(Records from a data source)

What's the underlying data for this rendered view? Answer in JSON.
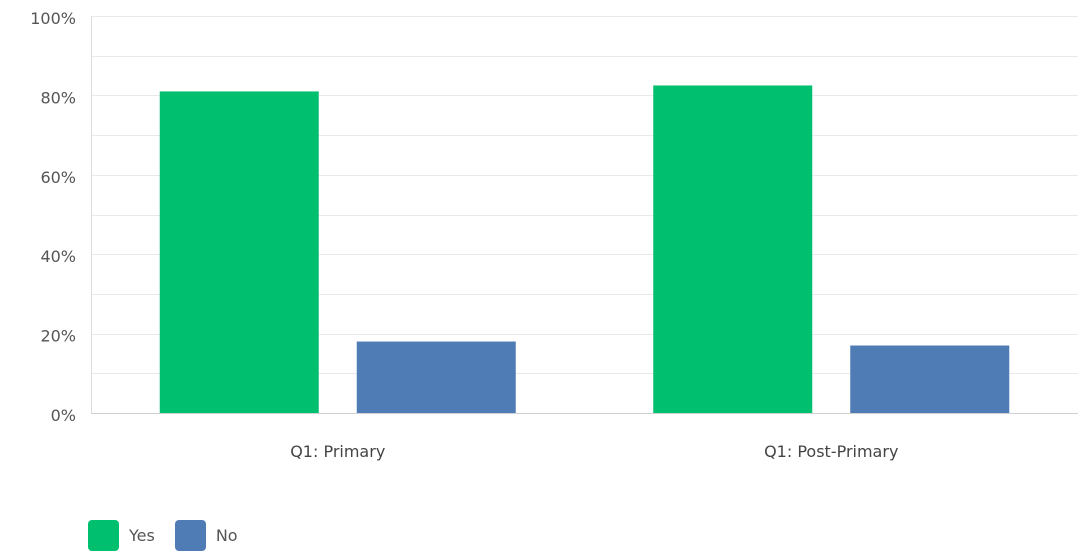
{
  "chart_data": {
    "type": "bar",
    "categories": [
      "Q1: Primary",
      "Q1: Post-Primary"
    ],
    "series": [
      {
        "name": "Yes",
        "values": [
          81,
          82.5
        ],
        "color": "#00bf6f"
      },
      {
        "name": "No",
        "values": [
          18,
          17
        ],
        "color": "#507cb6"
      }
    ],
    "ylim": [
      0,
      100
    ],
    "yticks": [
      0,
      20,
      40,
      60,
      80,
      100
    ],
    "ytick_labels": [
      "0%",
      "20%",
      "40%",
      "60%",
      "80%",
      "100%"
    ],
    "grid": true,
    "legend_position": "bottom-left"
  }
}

To do:
Give back the whole listing as it stands, minus its pictures.

Exercise answer:
What's the underlying data for this rendered view? Answer in JSON.
{
  "chart_data": {
    "type": "bar",
    "categories": [
      "Q1: Primary",
      "Q1: Post-Primary"
    ],
    "series": [
      {
        "name": "Yes",
        "values": [
          81,
          82.5
        ],
        "color": "#00bf6f"
      },
      {
        "name": "No",
        "values": [
          18,
          17
        ],
        "color": "#507cb6"
      }
    ],
    "ylim": [
      0,
      100
    ],
    "yticks": [
      0,
      20,
      40,
      60,
      80,
      100
    ],
    "ytick_labels": [
      "0%",
      "20%",
      "40%",
      "60%",
      "80%",
      "100%"
    ],
    "grid": true,
    "legend_position": "bottom-left"
  }
}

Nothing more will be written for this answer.